WORK TO DO: Find the line that contains "OCR this image." in the entries below. Output it and each later line exactly, and nothing else.

DATA FOR THIS EXERCISE:
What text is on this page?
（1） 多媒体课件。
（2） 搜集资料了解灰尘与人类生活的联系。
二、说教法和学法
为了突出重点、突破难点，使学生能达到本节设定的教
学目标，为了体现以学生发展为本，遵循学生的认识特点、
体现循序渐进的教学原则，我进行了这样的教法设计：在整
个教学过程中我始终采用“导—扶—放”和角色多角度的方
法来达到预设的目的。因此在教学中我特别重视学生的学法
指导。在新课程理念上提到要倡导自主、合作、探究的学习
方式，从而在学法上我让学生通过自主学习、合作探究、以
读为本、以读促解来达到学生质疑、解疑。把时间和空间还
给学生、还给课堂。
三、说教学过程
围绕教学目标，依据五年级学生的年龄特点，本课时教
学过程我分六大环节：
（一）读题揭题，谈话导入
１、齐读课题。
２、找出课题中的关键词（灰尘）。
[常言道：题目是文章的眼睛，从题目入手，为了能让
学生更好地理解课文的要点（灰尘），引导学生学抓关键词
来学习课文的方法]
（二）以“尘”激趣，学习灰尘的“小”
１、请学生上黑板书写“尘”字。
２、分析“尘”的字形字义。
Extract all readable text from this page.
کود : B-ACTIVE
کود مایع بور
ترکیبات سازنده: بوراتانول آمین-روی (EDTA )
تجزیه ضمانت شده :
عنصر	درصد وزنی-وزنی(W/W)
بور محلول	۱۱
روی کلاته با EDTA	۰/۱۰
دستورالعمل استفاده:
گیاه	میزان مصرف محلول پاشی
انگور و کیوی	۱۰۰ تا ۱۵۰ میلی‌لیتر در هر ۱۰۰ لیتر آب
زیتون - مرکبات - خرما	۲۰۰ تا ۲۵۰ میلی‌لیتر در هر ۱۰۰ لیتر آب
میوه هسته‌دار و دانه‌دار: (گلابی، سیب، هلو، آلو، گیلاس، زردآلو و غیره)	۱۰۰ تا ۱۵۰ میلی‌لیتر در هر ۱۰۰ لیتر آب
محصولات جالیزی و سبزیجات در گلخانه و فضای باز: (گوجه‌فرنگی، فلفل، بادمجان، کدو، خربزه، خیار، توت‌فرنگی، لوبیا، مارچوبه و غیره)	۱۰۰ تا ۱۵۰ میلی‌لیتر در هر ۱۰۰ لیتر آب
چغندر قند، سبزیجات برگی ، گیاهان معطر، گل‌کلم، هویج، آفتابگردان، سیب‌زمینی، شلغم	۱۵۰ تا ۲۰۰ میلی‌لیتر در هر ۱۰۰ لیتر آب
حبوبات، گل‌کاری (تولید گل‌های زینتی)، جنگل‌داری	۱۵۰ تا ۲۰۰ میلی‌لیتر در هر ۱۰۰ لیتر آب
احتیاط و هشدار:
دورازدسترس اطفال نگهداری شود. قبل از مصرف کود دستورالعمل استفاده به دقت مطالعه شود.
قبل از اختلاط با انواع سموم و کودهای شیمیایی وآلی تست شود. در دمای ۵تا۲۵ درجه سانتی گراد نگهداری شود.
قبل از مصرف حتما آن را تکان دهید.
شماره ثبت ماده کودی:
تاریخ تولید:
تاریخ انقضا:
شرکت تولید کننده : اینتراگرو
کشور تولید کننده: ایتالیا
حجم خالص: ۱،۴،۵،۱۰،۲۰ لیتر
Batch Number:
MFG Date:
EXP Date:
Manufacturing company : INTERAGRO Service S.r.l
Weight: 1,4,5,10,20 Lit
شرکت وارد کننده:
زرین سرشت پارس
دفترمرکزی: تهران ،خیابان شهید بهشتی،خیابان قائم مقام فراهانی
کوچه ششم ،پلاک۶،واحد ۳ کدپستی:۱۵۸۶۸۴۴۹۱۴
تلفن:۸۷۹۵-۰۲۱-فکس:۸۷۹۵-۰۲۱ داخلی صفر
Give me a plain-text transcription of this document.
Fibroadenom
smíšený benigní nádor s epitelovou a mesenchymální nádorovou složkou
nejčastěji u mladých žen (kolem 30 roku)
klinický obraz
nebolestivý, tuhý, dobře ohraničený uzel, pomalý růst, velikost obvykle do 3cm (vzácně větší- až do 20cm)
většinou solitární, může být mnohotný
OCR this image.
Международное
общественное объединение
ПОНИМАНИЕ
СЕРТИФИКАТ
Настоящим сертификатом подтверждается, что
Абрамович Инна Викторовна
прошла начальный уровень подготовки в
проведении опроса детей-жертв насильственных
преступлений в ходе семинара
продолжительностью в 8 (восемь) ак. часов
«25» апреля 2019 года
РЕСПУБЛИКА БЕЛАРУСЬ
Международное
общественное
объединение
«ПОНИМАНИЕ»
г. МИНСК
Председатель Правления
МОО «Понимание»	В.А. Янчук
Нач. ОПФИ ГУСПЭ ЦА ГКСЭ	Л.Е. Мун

ANSWER TO THIS PROBLEM:
OCR this image.
Международное
общественное объединение
ПОНИМАНИЕ
СЕРТИФИКАТ
Настоящим сертификатом подтверждается, что
Абрамович Инна Викторовна
прошла начальный уровень подготовки в
проведении опроса детей-жертв насильственных
преступлений в ходе семинара
продолжительностью в 8 (восемь) ак. часов
«25» апреля 2019 года
РЕСПУБЛИКА БЕЛАРУСЬ
Международное
общественное
объединение
«ПОНИМАНИЕ»
г. МИНСК
Председатель Правления
МОО «Понимание»	В.А. Янчук
Нач. ОПФИ ГУСПЭ ЦА ГКСЭ	Л.Е. Мун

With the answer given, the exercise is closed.